═════ MATERIAL TO PROCESS ═════

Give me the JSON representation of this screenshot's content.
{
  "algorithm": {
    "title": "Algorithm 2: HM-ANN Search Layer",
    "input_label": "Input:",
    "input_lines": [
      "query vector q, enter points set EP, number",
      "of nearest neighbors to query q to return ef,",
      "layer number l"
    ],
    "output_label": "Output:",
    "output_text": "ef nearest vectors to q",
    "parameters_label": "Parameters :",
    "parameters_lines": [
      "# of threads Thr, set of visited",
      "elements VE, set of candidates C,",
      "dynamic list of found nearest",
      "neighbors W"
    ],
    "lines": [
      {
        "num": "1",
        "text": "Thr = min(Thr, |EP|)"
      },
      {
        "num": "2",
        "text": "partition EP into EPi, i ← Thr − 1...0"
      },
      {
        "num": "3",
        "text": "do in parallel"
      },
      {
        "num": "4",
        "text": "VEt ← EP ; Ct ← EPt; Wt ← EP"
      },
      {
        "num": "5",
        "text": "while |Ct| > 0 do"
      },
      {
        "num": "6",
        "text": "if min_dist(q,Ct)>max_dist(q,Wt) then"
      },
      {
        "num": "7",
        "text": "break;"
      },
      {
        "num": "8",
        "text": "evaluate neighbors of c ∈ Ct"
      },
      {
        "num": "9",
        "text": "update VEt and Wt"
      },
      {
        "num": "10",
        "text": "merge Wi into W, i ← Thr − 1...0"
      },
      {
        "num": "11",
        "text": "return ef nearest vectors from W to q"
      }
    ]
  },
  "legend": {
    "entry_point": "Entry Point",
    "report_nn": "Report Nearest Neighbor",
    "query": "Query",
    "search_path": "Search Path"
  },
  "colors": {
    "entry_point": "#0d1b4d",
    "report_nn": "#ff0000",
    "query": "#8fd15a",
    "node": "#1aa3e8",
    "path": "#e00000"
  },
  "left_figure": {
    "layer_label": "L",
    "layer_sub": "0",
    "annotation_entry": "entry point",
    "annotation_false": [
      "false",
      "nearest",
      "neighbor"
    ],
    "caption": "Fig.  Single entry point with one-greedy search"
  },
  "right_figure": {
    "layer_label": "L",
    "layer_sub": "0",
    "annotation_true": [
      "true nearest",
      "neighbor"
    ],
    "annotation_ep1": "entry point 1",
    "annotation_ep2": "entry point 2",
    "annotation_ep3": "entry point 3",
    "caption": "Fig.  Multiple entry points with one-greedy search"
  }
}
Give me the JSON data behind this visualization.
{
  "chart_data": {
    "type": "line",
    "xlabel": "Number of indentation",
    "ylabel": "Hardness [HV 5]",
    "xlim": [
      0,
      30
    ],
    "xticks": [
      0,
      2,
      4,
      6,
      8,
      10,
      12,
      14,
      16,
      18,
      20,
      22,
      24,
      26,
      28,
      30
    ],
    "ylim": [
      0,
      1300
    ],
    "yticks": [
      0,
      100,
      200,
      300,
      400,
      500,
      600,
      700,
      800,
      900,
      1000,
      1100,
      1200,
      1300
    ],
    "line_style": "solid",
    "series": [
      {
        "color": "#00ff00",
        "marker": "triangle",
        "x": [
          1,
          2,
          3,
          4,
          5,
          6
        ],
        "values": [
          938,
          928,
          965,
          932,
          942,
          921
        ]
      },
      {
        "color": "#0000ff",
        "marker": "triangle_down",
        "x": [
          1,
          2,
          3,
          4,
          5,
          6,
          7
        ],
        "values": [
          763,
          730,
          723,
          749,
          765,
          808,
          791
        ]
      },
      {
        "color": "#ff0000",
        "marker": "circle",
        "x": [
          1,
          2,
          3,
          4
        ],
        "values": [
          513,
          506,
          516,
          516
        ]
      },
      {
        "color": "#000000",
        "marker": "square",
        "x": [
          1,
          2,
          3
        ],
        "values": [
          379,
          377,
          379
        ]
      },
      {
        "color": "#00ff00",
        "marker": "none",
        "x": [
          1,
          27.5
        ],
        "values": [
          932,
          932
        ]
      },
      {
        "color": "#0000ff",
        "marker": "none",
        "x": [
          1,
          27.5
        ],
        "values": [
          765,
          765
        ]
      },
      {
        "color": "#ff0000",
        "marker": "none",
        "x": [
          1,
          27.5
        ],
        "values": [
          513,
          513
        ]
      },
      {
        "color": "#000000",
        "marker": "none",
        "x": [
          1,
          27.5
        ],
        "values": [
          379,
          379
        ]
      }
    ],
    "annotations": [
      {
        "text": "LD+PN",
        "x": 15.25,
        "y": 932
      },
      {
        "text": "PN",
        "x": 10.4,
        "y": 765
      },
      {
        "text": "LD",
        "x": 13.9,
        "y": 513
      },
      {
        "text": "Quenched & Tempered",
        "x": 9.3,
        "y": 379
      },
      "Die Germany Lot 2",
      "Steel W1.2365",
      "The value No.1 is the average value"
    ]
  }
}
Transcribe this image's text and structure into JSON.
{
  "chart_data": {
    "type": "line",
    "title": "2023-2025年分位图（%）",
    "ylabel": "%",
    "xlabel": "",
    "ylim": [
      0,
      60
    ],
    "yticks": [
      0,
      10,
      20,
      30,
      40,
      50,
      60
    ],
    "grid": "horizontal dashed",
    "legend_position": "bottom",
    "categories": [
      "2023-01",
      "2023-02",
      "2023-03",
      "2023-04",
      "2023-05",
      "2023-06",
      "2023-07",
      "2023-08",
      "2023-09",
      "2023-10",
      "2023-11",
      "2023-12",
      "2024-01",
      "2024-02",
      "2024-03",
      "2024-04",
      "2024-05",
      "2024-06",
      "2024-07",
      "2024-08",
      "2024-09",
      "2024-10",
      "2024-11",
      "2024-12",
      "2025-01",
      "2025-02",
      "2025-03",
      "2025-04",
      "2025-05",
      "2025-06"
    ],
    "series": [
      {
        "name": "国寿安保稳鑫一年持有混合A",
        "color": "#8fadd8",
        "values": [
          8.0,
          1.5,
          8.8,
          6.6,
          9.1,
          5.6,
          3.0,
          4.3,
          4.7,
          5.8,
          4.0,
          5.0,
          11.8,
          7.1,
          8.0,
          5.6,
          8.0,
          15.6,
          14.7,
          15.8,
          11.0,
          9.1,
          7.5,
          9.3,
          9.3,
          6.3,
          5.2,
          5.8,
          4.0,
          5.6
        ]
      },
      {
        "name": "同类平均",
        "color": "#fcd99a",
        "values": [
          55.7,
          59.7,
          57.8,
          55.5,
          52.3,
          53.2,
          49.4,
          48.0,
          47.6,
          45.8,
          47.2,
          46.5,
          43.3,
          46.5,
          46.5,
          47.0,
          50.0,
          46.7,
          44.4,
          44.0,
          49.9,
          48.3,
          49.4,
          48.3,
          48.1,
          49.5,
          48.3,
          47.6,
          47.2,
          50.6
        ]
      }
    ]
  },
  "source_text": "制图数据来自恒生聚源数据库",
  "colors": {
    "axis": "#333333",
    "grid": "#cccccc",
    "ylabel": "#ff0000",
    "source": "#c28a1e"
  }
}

═════

Please quote the records above exactly, without skipping a line.

Give me the JSON representation of this screenshot's content.
{
  "algorithm": {
    "title": "Algorithm 2: HM-ANN Search Layer",
    "input_label": "Input:",
    "input_lines": [
      "query vector q, enter points set EP, number",
      "of nearest neighbors to query q to return ef,",
      "layer number l"
    ],
    "output_label": "Output:",
    "output_text": "ef nearest vectors to q",
    "parameters_label": "Parameters :",
    "parameters_lines": [
      "# of threads Thr, set of visited",
      "elements VE, set of candidates C,",
      "dynamic list of found nearest",
      "neighbors W"
    ],
    "lines": [
      {
        "num": "1",
        "text": "Thr = min(Thr, |EP|)"
      },
      {
        "num": "2",
        "text": "partition EP into EPi, i ← Thr − 1...0"
      },
      {
        "num": "3",
        "text": "do in parallel"
      },
      {
        "num": "4",
        "text": "VEt ← EP ; Ct ← EPt; Wt ← EP"
      },
      {
        "num": "5",
        "text": "while |Ct| > 0 do"
      },
      {
        "num": "6",
        "text": "if min_dist(q,Ct)>max_dist(q,Wt) then"
      },
      {
        "num": "7",
        "text": "break;"
      },
      {
        "num": "8",
        "text": "evaluate neighbors of c ∈ Ct"
      },
      {
        "num": "9",
        "text": "update VEt and Wt"
      },
      {
        "num": "10",
        "text": "merge Wi into W, i ← Thr − 1...0"
      },
      {
        "num": "11",
        "text": "return ef nearest vectors from W to q"
      }
    ]
  },
  "legend": {
    "entry_point": "Entry Point",
    "report_nn": "Report Nearest Neighbor",
    "query": "Query",
    "search_path": "Search Path"
  },
  "colors": {
    "entry_point": "#0d1b4d",
    "report_nn": "#ff0000",
    "query": "#8fd15a",
    "node": "#1aa3e8",
    "path": "#e00000"
  },
  "left_figure": {
    "layer_label": "L",
    "layer_sub": "0",
    "annotation_entry": "entry point",
    "annotation_false": [
      "false",
      "nearest",
      "neighbor"
    ],
    "caption": "Fig.  Single entry point with one-greedy search"
  },
  "right_figure": {
    "layer_label": "L",
    "layer_sub": "0",
    "annotation_true": [
      "true nearest",
      "neighbor"
    ],
    "annotation_ep1": "entry point 1",
    "annotation_ep2": "entry point 2",
    "annotation_ep3": "entry point 3",
    "caption": "Fig.  Multiple entry points with one-greedy search"
  }
}
Give me the JSON data behind this visualization.
{
  "chart_data": {
    "type": "line",
    "xlabel": "Number of indentation",
    "ylabel": "Hardness [HV 5]",
    "xlim": [
      0,
      30
    ],
    "xticks": [
      0,
      2,
      4,
      6,
      8,
      10,
      12,
      14,
      16,
      18,
      20,
      22,
      24,
      26,
      28,
      30
    ],
    "ylim": [
      0,
      1300
    ],
    "yticks": [
      0,
      100,
      200,
      300,
      400,
      500,
      600,
      700,
      800,
      900,
      1000,
      1100,
      1200,
      1300
    ],
    "line_style": "solid",
    "series": [
      {
        "color": "#00ff00",
        "marker": "triangle",
        "x": [
          1,
          2,
          3,
          4,
          5,
          6
        ],
        "values": [
          938,
          928,
          965,
          932,
          942,
          921
        ]
      },
      {
        "color": "#0000ff",
        "marker": "triangle_down",
        "x": [
          1,
          2,
          3,
          4,
          5,
          6,
          7
        ],
        "values": [
          763,
          730,
          723,
          749,
          765,
          808,
          791
        ]
      },
      {
        "color": "#ff0000",
        "marker": "circle",
        "x": [
          1,
          2,
          3,
          4
        ],
        "values": [
          513,
          506,
          516,
          516
        ]
      },
      {
        "color": "#000000",
        "marker": "square",
        "x": [
          1,
          2,
          3
        ],
        "values": [
          379,
          377,
          379
        ]
      },
      {
        "color": "#00ff00",
        "marker": "none",
        "x": [
          1,
          27.5
        ],
        "values": [
          932,
          932
        ]
      },
      {
        "color": "#0000ff",
        "marker": "none",
        "x": [
          1,
          27.5
        ],
        "values": [
          765,
          765
        ]
      },
      {
        "color": "#ff0000",
        "marker": "none",
        "x": [
          1,
          27.5
        ],
        "values": [
          513,
          513
        ]
      },
      {
        "color": "#000000",
        "marker": "none",
        "x": [
          1,
          27.5
        ],
        "values": [
          379,
          379
        ]
      }
    ],
    "annotations": [
      {
        "text": "LD+PN",
        "x": 15.25,
        "y": 932
      },
      {
        "text": "PN",
        "x": 10.4,
        "y": 765
      },
      {
        "text": "LD",
        "x": 13.9,
        "y": 513
      },
      {
        "text": "Quenched & Tempered",
        "x": 9.3,
        "y": 379
      },
      "Die Germany Lot 2",
      "Steel W1.2365",
      "The value No.1 is the average value"
    ]
  }
}
Transcribe this image's text and structure into JSON.
{
  "chart_data": {
    "type": "line",
    "title": "2023-2025年分位图（%）",
    "ylabel": "%",
    "xlabel": "",
    "ylim": [
      0,
      60
    ],
    "yticks": [
      0,
      10,
      20,
      30,
      40,
      50,
      60
    ],
    "grid": "horizontal dashed",
    "legend_position": "bottom",
    "categories": [
      "2023-01",
      "2023-02",
      "2023-03",
      "2023-04",
      "2023-05",
      "2023-06",
      "2023-07",
      "2023-08",
      "2023-09",
      "2023-10",
      "2023-11",
      "2023-12",
      "2024-01",
      "2024-02",
      "2024-03",
      "2024-04",
      "2024-05",
      "2024-06",
      "2024-07",
      "2024-08",
      "2024-09",
      "2024-10",
      "2024-11",
      "2024-12",
      "2025-01",
      "2025-02",
      "2025-03",
      "2025-04",
      "2025-05",
      "2025-06"
    ],
    "series": [
      {
        "name": "国寿安保稳鑫一年持有混合A",
        "color": "#8fadd8",
        "values": [
          8.0,
          1.5,
          8.8,
          6.6,
          9.1,
          5.6,
          3.0,
          4.3,
          4.7,
          5.8,
          4.0,
          5.0,
          11.8,
          7.1,
          8.0,
          5.6,
          8.0,
          15.6,
          14.7,
          15.8,
          11.0,
          9.1,
          7.5,
          9.3,
          9.3,
          6.3,
          5.2,
          5.8,
          4.0,
          5.6
        ]
      },
      {
        "name": "同类平均",
        "color": "#fcd99a",
        "values": [
          55.7,
          59.7,
          57.8,
          55.5,
          52.3,
          53.2,
          49.4,
          48.0,
          47.6,
          45.8,
          47.2,
          46.5,
          43.3,
          46.5,
          46.5,
          47.0,
          50.0,
          46.7,
          44.4,
          44.0,
          49.9,
          48.3,
          49.4,
          48.3,
          48.1,
          49.5,
          48.3,
          47.6,
          47.2,
          50.6
        ]
      }
    ]
  },
  "source_text": "制图数据来自恒生聚源数据库",
  "colors": {
    "axis": "#333333",
    "grid": "#cccccc",
    "ylabel": "#ff0000",
    "source": "#c28a1e"
  }
}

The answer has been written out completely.